TASK STATEMENT ▸
List all lines of the data that include the string "站在这片古代战场中央".
______________________________
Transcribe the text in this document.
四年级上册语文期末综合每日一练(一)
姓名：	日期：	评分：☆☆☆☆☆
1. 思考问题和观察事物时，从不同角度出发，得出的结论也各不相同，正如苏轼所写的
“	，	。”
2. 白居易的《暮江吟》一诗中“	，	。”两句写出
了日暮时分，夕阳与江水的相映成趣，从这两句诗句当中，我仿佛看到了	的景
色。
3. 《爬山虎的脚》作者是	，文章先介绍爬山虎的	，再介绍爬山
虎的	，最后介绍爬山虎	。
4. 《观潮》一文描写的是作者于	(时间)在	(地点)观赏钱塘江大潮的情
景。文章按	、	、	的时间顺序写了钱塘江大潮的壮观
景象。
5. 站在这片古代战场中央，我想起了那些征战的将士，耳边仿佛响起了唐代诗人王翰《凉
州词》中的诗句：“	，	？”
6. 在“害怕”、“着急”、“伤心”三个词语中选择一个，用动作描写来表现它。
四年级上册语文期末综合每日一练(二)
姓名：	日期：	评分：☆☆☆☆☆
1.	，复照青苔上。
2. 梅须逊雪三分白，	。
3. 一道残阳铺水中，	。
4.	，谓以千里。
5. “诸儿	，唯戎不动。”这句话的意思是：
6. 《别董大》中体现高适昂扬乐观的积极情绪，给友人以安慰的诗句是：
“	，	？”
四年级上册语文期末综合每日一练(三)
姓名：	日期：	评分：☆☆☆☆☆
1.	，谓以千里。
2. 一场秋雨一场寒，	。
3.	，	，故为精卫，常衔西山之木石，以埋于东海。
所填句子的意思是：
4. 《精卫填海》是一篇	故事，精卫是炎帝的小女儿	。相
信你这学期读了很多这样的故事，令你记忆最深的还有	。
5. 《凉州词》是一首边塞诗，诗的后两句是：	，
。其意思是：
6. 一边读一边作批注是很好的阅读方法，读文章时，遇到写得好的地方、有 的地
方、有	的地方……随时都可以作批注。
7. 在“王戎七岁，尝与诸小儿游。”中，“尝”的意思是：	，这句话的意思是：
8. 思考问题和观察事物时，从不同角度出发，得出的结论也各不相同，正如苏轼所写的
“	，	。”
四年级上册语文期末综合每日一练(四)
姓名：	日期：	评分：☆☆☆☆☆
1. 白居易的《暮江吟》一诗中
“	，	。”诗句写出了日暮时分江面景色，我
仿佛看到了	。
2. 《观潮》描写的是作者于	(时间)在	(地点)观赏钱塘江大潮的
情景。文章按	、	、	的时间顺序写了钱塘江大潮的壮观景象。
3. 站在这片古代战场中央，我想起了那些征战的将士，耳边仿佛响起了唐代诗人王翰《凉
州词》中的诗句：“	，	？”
______________________________
SOLUTION FOR THIS PROBLEM ▸
5. 站在这片古代战场中央，我想起了那些征战的将士，耳边仿佛响起了唐代诗人王翰《凉
3. 站在这片古代战场中央，我想起了那些征战的将士，耳边仿佛响起了唐代诗人王翰《凉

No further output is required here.